## TO-DO LIST
• A. In the passage on the two-way communication apparatus, repeat the text between "Any even number" and "disposed is measured.", inclusive.
• B. According to the passage on the two-way communication apparatus, which component mainly performs the signal processing that it describes?
• C. Using the passage on the two-way communication apparatus, explain why the noise of the surroundings is measured as an initial operation.

## SOURCE TEXT
Any even number of microphones may be located on straight lines in
the same direction, for example, like the microphones MC1 and
MC4.
[0112] The reason that two microphones MC1 and MC4 are arranged on
a straight line facing each other is for selecting the microphone.
Details thereof will be explained later.
[0113] Content of Signal Processing
[0114] Below, the content of the processing performed mainly by the
first digital signal processor (DSP) 25 will be explained. FIG. 8
is a view schematically illustrating the processing performed by
the DSP 25. Below, a brief explanation will be given.
[0115] (1) Measurement of Surrounding Noise
[0116] As an initial operation, the noise of the surroundings where
the two-way communication apparatus 1 is disposed is measured.
[0117] The two-way communication apparatus 1 can be used in various
environments. In order to achieve correct selection of the
microphone and raise the performance of the two-way communication
apparatus 1, in the present invention, the noise of the surrounding
environment where the two-way communication apparatus 1 is disposed
is measured to enable elimination of the influence of that noise
from the signals picked up at the microphones.
[0118] Naturally, when the two-way communication apparatus 1 is
repeatedly used in the same conference room, the noise is measured
in advance, so this processing can be omitted when the state of the
noise does not change.
[0119] Note that the noise can also be measured in the normal
state. Details thereof will be explained later.
[0120] (2) Selection of Chairman
[0121] For example, when using the two-way communication apparatus
1 for a two-way conference, it is advantageous if there is a
chairman who runs the proceedings in the conference rooms.
Accordingly, in the present invention, in the initial stage using
the two-way communication apparatus 1, the chairman is set from the
operation unit 15 of the two-way communication apparatus 1. The
method for setting the chairman in the present embodiment is to set
the microphone used by the chairman with priority.
[0122] Naturally, when the chairman repeatedly using the two-way
communication apparatus 1 is the same, this processing can be
omitted.
[0123] Note that this processing is carried out when the chairman
is changed.
[0124] As normal processing, various types of processing
exemplified below are carried out.

## DATA SHOWN
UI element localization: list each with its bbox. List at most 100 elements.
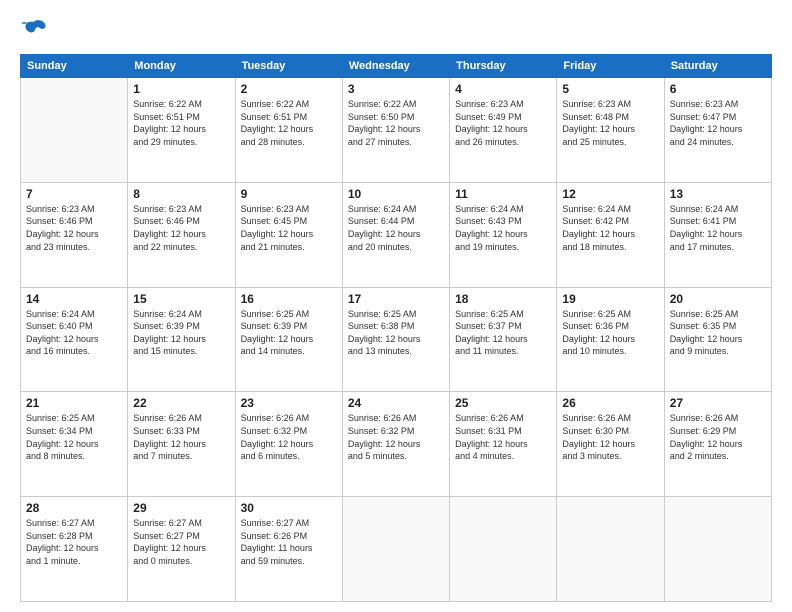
calendar-day-cell: 3 Sunrise: 6:22 AM Sunset: 6:50 PM Daylig… — [342, 78, 449, 183]
day-info: Sunrise: 6:26 AM Sunset: 6:33 PM Dayligh… — [133, 412, 229, 462]
calendar-day-cell: 7 Sunrise: 6:23 AM Sunset: 6:46 PM Daylig… — [21, 182, 128, 287]
day-number: 21 — [26, 396, 122, 410]
day-info: Sunrise: 6:22 AM Sunset: 6:51 PM Dayligh… — [241, 98, 337, 148]
calendar-week-row: 28 Sunrise: 6:27 AM Sunset: 6:28 PM Dayli… — [21, 497, 772, 602]
weekday-row: SundayMondayTuesdayWednesdayThursdayFrid… — [21, 55, 772, 78]
calendar-day-cell: 20Sunrise: 6:25 AM Sunset: 6:35 PM Dayli… — [664, 287, 771, 392]
day-number: 10 — [348, 187, 444, 201]
calendar-day-cell: 21 Sunrise: 6:25 AM Sunset: 6:34 PM Dayli… — [21, 392, 128, 497]
day-info: Sunrise: 6:23 AM Sunset: 6:49 PM Dayligh… — [455, 98, 551, 148]
day-number: 13 — [670, 187, 766, 201]
day-info: Sunrise: 6:23 AM Sunset: 6:46 PM Dayligh… — [26, 203, 122, 253]
calendar-day-cell: 8Sunrise: 6:23 AM Sunset: 6:46 PM Daylig… — [128, 182, 235, 287]
day-number: 11 — [455, 187, 551, 201]
weekday-header: Sunday — [21, 55, 128, 78]
day-number: 7 — [26, 187, 122, 201]
day-number: 25 — [455, 396, 551, 410]
day-info: Sunrise: 6:23 AM Sunset: 6:45 PM Dayligh… — [241, 203, 337, 253]
day-info: Sunrise: 6:24 AM Sunset: 6:44 PM Dayligh… — [348, 203, 444, 253]
day-number: 22 — [133, 396, 229, 410]
day-info: Sunrise: 6:27 AM Sunset: 6:28 PM Dayligh… — [26, 517, 122, 567]
header — [20, 16, 772, 44]
day-number: 28 — [26, 501, 122, 515]
day-number: 14 — [26, 292, 122, 306]
calendar-day-cell: 10 Sunrise: 6:24 AM Sunset: 6:44 PM Dayli… — [342, 182, 449, 287]
calendar-week-row: 21 Sunrise: 6:25 AM Sunset: 6:34 PM Dayli… — [21, 392, 772, 497]
calendar-day-cell: 13Sunrise: 6:24 AM Sunset: 6:41 PM Dayli… — [664, 182, 771, 287]
page: SundayMondayTuesdayWednesdayThursdayFrid… — [0, 0, 792, 612]
day-info: Sunrise: 6:25 AM Sunset: 6:34 PM Dayligh… — [26, 412, 122, 462]
day-number: 1 — [133, 82, 229, 96]
day-info: Sunrise: 6:25 AM Sunset: 6:39 PM Dayligh… — [241, 308, 337, 358]
logo-bird-icon — [20, 16, 48, 44]
calendar-day-cell: 2 Sunrise: 6:22 AM Sunset: 6:51 PM Daylig… — [235, 78, 342, 183]
day-number: 17 — [348, 292, 444, 306]
weekday-header: Tuesday — [235, 55, 342, 78]
calendar-day-cell: 1 Sunrise: 6:22 AM Sunset: 6:51 PM Daylig… — [128, 78, 235, 183]
weekday-header: Wednesday — [342, 55, 449, 78]
day-info: Sunrise: 6:23 AM Sunset: 6:47 PM Dayligh… — [670, 98, 766, 148]
day-number: 19 — [562, 292, 658, 306]
calendar-day-cell — [664, 497, 771, 602]
day-number: 23 — [241, 396, 337, 410]
logo — [20, 16, 52, 44]
day-info: Sunrise: 6:26 AM Sunset: 6:32 PM Dayligh… — [348, 412, 444, 462]
day-info: Sunrise: 6:26 AM Sunset: 6:29 PM Dayligh… — [670, 412, 766, 462]
day-number: 9 — [241, 187, 337, 201]
calendar-week-row: 14 Sunrise: 6:24 AM Sunset: 6:40 PM Dayli… — [21, 287, 772, 392]
day-info: Sunrise: 6:24 AM Sunset: 6:43 PM Dayligh… — [455, 203, 551, 253]
calendar-body: 1 Sunrise: 6:22 AM Sunset: 6:51 PM Daylig… — [21, 78, 772, 602]
day-info: Sunrise: 6:25 AM Sunset: 6:36 PM Dayligh… — [562, 308, 658, 358]
day-number: 24 — [348, 396, 444, 410]
day-number: 8 — [133, 187, 229, 201]
calendar-day-cell: 24 Sunrise: 6:26 AM Sunset: 6:32 PM Dayli… — [342, 392, 449, 497]
day-number: 30 — [241, 501, 337, 515]
day-number: 18 — [455, 292, 551, 306]
calendar-day-cell: 29Sunrise: 6:27 AM Sunset: 6:27 PM Dayli… — [128, 497, 235, 602]
calendar-day-cell: 18 Sunrise: 6:25 AM Sunset: 6:37 PM Dayli… — [450, 287, 557, 392]
day-number: 12 — [562, 187, 658, 201]
day-number: 3 — [348, 82, 444, 96]
calendar-day-cell: 30 Sunrise: 6:27 AM Sunset: 6:26 PM Dayli… — [235, 497, 342, 602]
day-number: 29 — [133, 501, 229, 515]
day-info: Sunrise: 6:22 AM Sunset: 6:51 PM Dayligh… — [133, 98, 229, 148]
day-number: 27 — [670, 396, 766, 410]
day-info: Sunrise: 6:25 AM Sunset: 6:35 PM Dayligh… — [670, 308, 766, 358]
calendar-day-cell: 14 Sunrise: 6:24 AM Sunset: 6:40 PM Dayli… — [21, 287, 128, 392]
calendar-day-cell — [557, 497, 664, 602]
day-info: Sunrise: 6:23 AM Sunset: 6:48 PM Dayligh… — [562, 98, 658, 148]
calendar-day-cell: 23 Sunrise: 6:26 AM Sunset: 6:32 PM Dayli… — [235, 392, 342, 497]
calendar-day-cell: 26Sunrise: 6:26 AM Sunset: 6:30 PM Dayli… — [557, 392, 664, 497]
calendar-day-cell: 25 Sunrise: 6:26 AM Sunset: 6:31 PM Dayli… — [450, 392, 557, 497]
calendar-week-row: 7 Sunrise: 6:23 AM Sunset: 6:46 PM Daylig… — [21, 182, 772, 287]
weekday-header: Thursday — [450, 55, 557, 78]
weekday-header: Saturday — [664, 55, 771, 78]
calendar-day-cell — [342, 497, 449, 602]
calendar-day-cell: 28 Sunrise: 6:27 AM Sunset: 6:28 PM Dayli… — [21, 497, 128, 602]
day-info: Sunrise: 6:26 AM Sunset: 6:30 PM Dayligh… — [562, 412, 658, 462]
calendar-day-cell: 19 Sunrise: 6:25 AM Sunset: 6:36 PM Dayli… — [557, 287, 664, 392]
day-info: Sunrise: 6:26 AM Sunset: 6:32 PM Dayligh… — [241, 412, 337, 462]
calendar-day-cell: 22 Sunrise: 6:26 AM Sunset: 6:33 PM Dayli… — [128, 392, 235, 497]
calendar-day-cell: 27 Sunrise: 6:26 AM Sunset: 6:29 PM Dayli… — [664, 392, 771, 497]
day-info: Sunrise: 6:24 AM Sunset: 6:39 PM Dayligh… — [133, 308, 229, 358]
calendar-day-cell — [450, 497, 557, 602]
day-info: Sunrise: 6:22 AM Sunset: 6:50 PM Dayligh… — [348, 98, 444, 148]
day-info: Sunrise: 6:24 AM Sunset: 6:42 PM Dayligh… — [562, 203, 658, 253]
calendar-day-cell: 17Sunrise: 6:25 AM Sunset: 6:38 PM Dayli… — [342, 287, 449, 392]
day-info: Sunrise: 6:27 AM Sunset: 6:26 PM Dayligh… — [241, 517, 337, 567]
calendar-day-cell — [21, 78, 128, 183]
day-number: 5 — [562, 82, 658, 96]
day-number: 4 — [455, 82, 551, 96]
day-info: Sunrise: 6:24 AM Sunset: 6:40 PM Dayligh… — [26, 308, 122, 358]
day-number: 2 — [241, 82, 337, 96]
day-info: Sunrise: 6:26 AM Sunset: 6:31 PM Dayligh… — [455, 412, 551, 462]
day-number: 15 — [133, 292, 229, 306]
calendar-week-row: 1 Sunrise: 6:22 AM Sunset: 6:51 PM Daylig… — [21, 78, 772, 183]
calendar-day-cell: 16Sunrise: 6:25 AM Sunset: 6:39 PM Dayli… — [235, 287, 342, 392]
day-number: 6 — [670, 82, 766, 96]
calendar-day-cell: 9 Sunrise: 6:23 AM Sunset: 6:45 PM Daylig… — [235, 182, 342, 287]
calendar-day-cell: 15 Sunrise: 6:24 AM Sunset: 6:39 PM Dayli… — [128, 287, 235, 392]
calendar-day-cell: 12 Sunrise: 6:24 AM Sunset: 6:42 PM Dayli… — [557, 182, 664, 287]
day-info: Sunrise: 6:25 AM Sunset: 6:37 PM Dayligh… — [455, 308, 551, 358]
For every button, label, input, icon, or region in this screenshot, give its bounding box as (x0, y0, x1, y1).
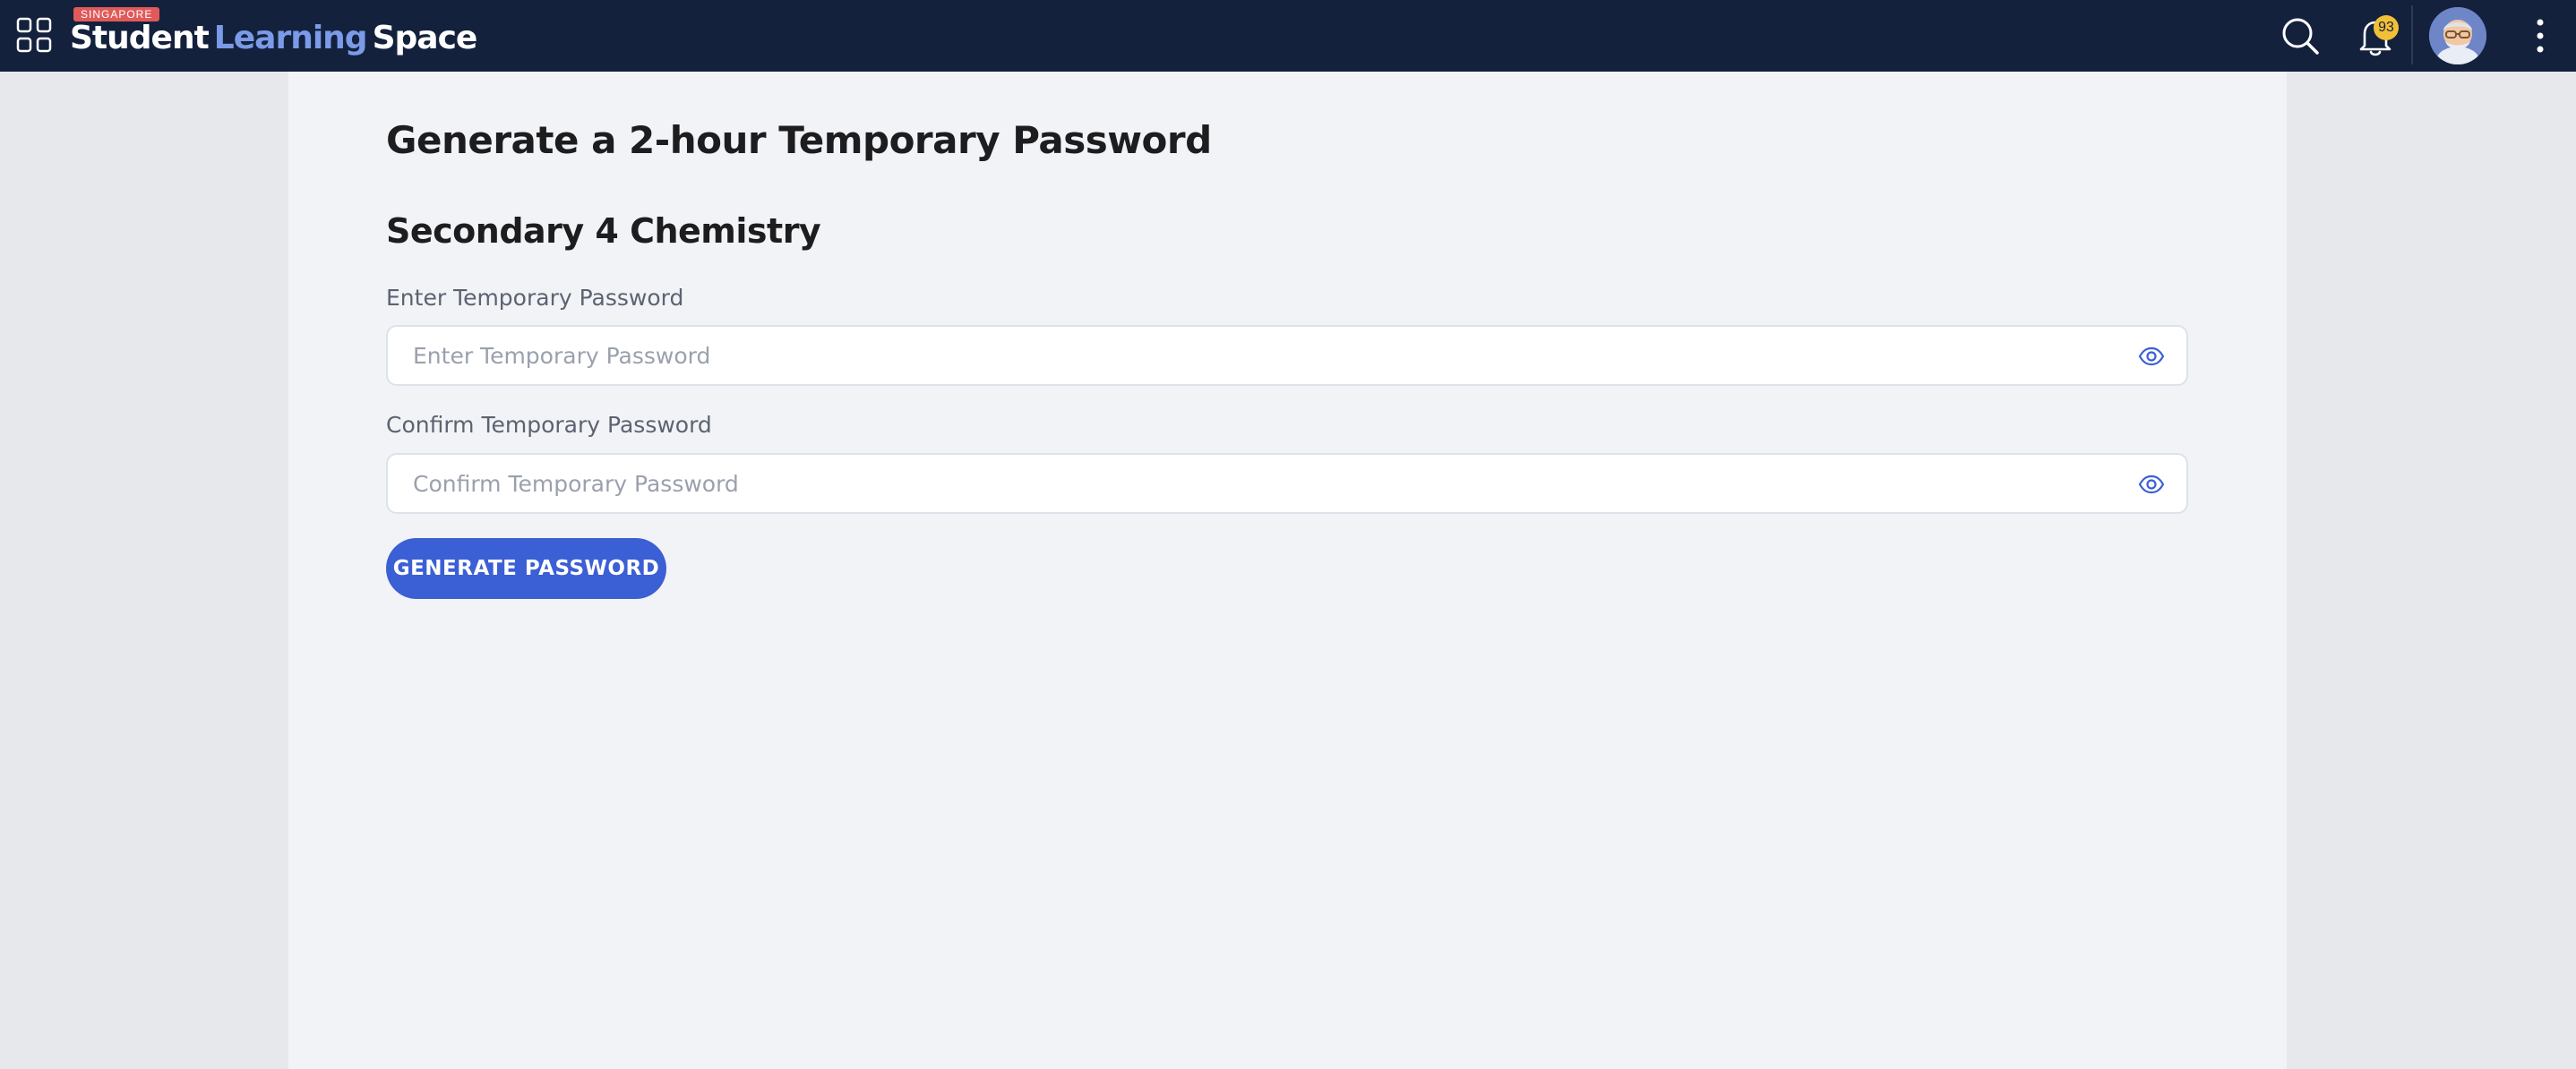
search-icon[interactable] (2280, 16, 2320, 56)
confirm-password-field (386, 453, 2188, 514)
section-title: Secondary 4 Chemistry (386, 211, 821, 251)
eye-icon[interactable] (2138, 343, 2165, 370)
enter-password-input[interactable] (388, 327, 2117, 384)
logo-word-space: Space (372, 20, 478, 56)
enter-password-label: Enter Temporary Password (386, 285, 684, 311)
logo-word-student: Student (70, 20, 210, 56)
eye-icon[interactable] (2138, 471, 2165, 498)
apps-grid-icon[interactable] (16, 17, 52, 53)
notification-count-badge: 93 (2374, 15, 2399, 40)
logo-wordmark: Student Learning Space (70, 20, 477, 56)
top-bar: SINGAPORE Student Learning Space 93 (0, 0, 2576, 72)
main-panel: Generate a 2-hour Temporary Password Sec… (288, 72, 2287, 1069)
confirm-password-label: Confirm Temporary Password (386, 412, 712, 438)
more-vertical-icon[interactable] (2529, 16, 2551, 56)
avatar-image (2429, 7, 2486, 64)
logo-word-learning: Learning (213, 20, 368, 56)
avatar[interactable] (2429, 7, 2486, 64)
header-divider (2411, 5, 2413, 64)
page-title: Generate a 2-hour Temporary Password (386, 118, 1212, 162)
confirm-password-input[interactable] (388, 455, 2117, 512)
generate-password-button[interactable]: GENERATE PASSWORD (386, 538, 666, 599)
enter-password-field (386, 325, 2188, 386)
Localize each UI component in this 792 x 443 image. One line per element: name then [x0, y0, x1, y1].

## TASK RESPONSES
• A.
Any even number of microphones may be located on straight lines in
the same direction, for example, like the microphones MC1 and
MC4.
[0112] The reason that two microphones MC1 and MC4 are arranged on
a straight line facing each other is for selecting the microphone.
Details thereof will be explained later.
[0113] Content of Signal Processing
[0114] Below, the content of the processing performed mainly by the
first digital signal processor (DSP) 25 will be explained. FIG. 8
is a view schematically illustrating the processing performed by
the DSP 25. Below, a brief explanation will be given.
[0115] (1) Measurement of Surrounding Noise
[0116] As an initial operation, the noise of the surroundings where
the two-way communication apparatus 1 is disposed is measured.

• B. The first digital signal processor (DSP) 25.

• C. The apparatus can be used in various environments. Measuring the surrounding noise lets its influence be eliminated from the signals picked up at the microphones. This achieves correct microphone selection and raises the apparatus's performance.